-- Begin Extracted data --
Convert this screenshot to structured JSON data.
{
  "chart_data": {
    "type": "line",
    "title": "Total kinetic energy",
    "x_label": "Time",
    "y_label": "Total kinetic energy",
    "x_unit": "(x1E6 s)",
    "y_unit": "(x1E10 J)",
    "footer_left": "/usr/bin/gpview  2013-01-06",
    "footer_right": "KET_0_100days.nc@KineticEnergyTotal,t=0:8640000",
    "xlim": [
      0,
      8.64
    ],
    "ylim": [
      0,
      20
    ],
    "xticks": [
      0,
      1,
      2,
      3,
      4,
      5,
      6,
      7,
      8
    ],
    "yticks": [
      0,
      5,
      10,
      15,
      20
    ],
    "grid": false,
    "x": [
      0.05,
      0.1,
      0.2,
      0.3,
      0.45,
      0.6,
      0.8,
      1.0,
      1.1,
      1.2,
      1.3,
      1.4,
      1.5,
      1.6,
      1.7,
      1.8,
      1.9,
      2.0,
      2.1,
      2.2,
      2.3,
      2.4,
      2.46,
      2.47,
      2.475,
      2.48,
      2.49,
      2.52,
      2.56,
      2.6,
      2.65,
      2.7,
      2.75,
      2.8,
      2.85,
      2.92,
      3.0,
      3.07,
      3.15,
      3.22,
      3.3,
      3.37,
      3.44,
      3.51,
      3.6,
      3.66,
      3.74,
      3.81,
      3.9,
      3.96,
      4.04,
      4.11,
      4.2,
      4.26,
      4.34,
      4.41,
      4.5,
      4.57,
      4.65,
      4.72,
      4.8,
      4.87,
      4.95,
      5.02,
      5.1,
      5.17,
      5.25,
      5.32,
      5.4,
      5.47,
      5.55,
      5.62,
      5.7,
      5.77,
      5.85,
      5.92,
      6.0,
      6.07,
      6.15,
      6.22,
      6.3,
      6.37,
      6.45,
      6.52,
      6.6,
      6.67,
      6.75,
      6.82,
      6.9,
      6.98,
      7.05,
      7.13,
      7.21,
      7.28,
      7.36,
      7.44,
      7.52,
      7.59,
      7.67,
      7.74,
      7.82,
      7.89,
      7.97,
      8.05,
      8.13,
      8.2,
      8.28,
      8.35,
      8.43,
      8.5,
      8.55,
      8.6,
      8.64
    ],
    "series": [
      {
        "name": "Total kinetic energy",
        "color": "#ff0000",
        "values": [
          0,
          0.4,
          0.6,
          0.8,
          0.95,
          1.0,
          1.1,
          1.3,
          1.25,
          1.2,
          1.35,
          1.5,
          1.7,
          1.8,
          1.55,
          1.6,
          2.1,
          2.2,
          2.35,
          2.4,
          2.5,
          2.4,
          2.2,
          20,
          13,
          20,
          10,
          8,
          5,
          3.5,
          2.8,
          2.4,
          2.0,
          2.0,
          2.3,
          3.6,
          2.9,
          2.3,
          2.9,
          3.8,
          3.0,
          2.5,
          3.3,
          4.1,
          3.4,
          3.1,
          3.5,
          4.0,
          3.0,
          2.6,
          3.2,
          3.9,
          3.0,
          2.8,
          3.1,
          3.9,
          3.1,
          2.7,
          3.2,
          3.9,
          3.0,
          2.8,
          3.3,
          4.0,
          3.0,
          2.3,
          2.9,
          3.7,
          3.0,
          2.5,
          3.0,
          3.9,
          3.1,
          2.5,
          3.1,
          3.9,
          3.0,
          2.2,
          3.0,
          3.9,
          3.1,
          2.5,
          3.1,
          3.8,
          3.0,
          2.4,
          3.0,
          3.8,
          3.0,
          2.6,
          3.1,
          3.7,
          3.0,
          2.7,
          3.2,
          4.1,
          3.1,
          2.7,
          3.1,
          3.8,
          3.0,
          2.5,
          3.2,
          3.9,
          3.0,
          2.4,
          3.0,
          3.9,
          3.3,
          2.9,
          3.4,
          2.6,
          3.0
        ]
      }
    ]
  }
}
-- End Extracted data --
• _Written exercise_: Write out all the entries exactly.

• _Finished exercise_:
Convert this screenshot to structured JSON data.
{
  "chart_data": {
    "type": "line",
    "title": "Total kinetic energy",
    "x_label": "Time",
    "y_label": "Total kinetic energy",
    "x_unit": "(x1E6 s)",
    "y_unit": "(x1E10 J)",
    "footer_left": "/usr/bin/gpview  2013-01-06",
    "footer_right": "KET_0_100days.nc@KineticEnergyTotal,t=0:8640000",
    "xlim": [
      0,
      8.64
    ],
    "ylim": [
      0,
      20
    ],
    "xticks": [
      0,
      1,
      2,
      3,
      4,
      5,
      6,
      7,
      8
    ],
    "yticks": [
      0,
      5,
      10,
      15,
      20
    ],
    "grid": false,
    "x": [
      0.05,
      0.1,
      0.2,
      0.3,
      0.45,
      0.6,
      0.8,
      1.0,
      1.1,
      1.2,
      1.3,
      1.4,
      1.5,
      1.6,
      1.7,
      1.8,
      1.9,
      2.0,
      2.1,
      2.2,
      2.3,
      2.4,
      2.46,
      2.47,
      2.475,
      2.48,
      2.49,
      2.52,
      2.56,
      2.6,
      2.65,
      2.7,
      2.75,
      2.8,
      2.85,
      2.92,
      3.0,
      3.07,
      3.15,
      3.22,
      3.3,
      3.37,
      3.44,
      3.51,
      3.6,
      3.66,
      3.74,
      3.81,
      3.9,
      3.96,
      4.04,
      4.11,
      4.2,
      4.26,
      4.34,
      4.41,
      4.5,
      4.57,
      4.65,
      4.72,
      4.8,
      4.87,
      4.95,
      5.02,
      5.1,
      5.17,
      5.25,
      5.32,
      5.4,
      5.47,
      5.55,
      5.62,
      5.7,
      5.77,
      5.85,
      5.92,
      6.0,
      6.07,
      6.15,
      6.22,
      6.3,
      6.37,
      6.45,
      6.52,
      6.6,
      6.67,
      6.75,
      6.82,
      6.9,
      6.98,
      7.05,
      7.13,
      7.21,
      7.28,
      7.36,
      7.44,
      7.52,
      7.59,
      7.67,
      7.74,
      7.82,
      7.89,
      7.97,
      8.05,
      8.13,
      8.2,
      8.28,
      8.35,
      8.43,
      8.5,
      8.55,
      8.6,
      8.64
    ],
    "series": [
      {
        "name": "Total kinetic energy",
        "color": "#ff0000",
        "values": [
          0,
          0.4,
          0.6,
          0.8,
          0.95,
          1.0,
          1.1,
          1.3,
          1.25,
          1.2,
          1.35,
          1.5,
          1.7,
          1.8,
          1.55,
          1.6,
          2.1,
          2.2,
          2.35,
          2.4,
          2.5,
          2.4,
          2.2,
          20,
          13,
          20,
          10,
          8,
          5,
          3.5,
          2.8,
          2.4,
          2.0,
          2.0,
          2.3,
          3.6,
          2.9,
          2.3,
          2.9,
          3.8,
          3.0,
          2.5,
          3.3,
          4.1,
          3.4,
          3.1,
          3.5,
          4.0,
          3.0,
          2.6,
          3.2,
          3.9,
          3.0,
          2.8,
          3.1,
          3.9,
          3.1,
          2.7,
          3.2,
          3.9,
          3.0,
          2.8,
          3.3,
          4.0,
          3.0,
          2.3,
          2.9,
          3.7,
          3.0,
          2.5,
          3.0,
          3.9,
          3.1,
          2.5,
          3.1,
          3.9,
          3.0,
          2.2,
          3.0,
          3.9,
          3.1,
          2.5,
          3.1,
          3.8,
          3.0,
          2.4,
          3.0,
          3.8,
          3.0,
          2.6,
          3.1,
          3.7,
          3.0,
          2.7,
          3.2,
          4.1,
          3.1,
          2.7,
          3.1,
          3.8,
          3.0,
          2.5,
          3.2,
          3.9,
          3.0,
          2.4,
          3.0,
          3.9,
          3.3,
          2.9,
          3.4,
          2.6,
          3.0
        ]
      }
    ]
  }
}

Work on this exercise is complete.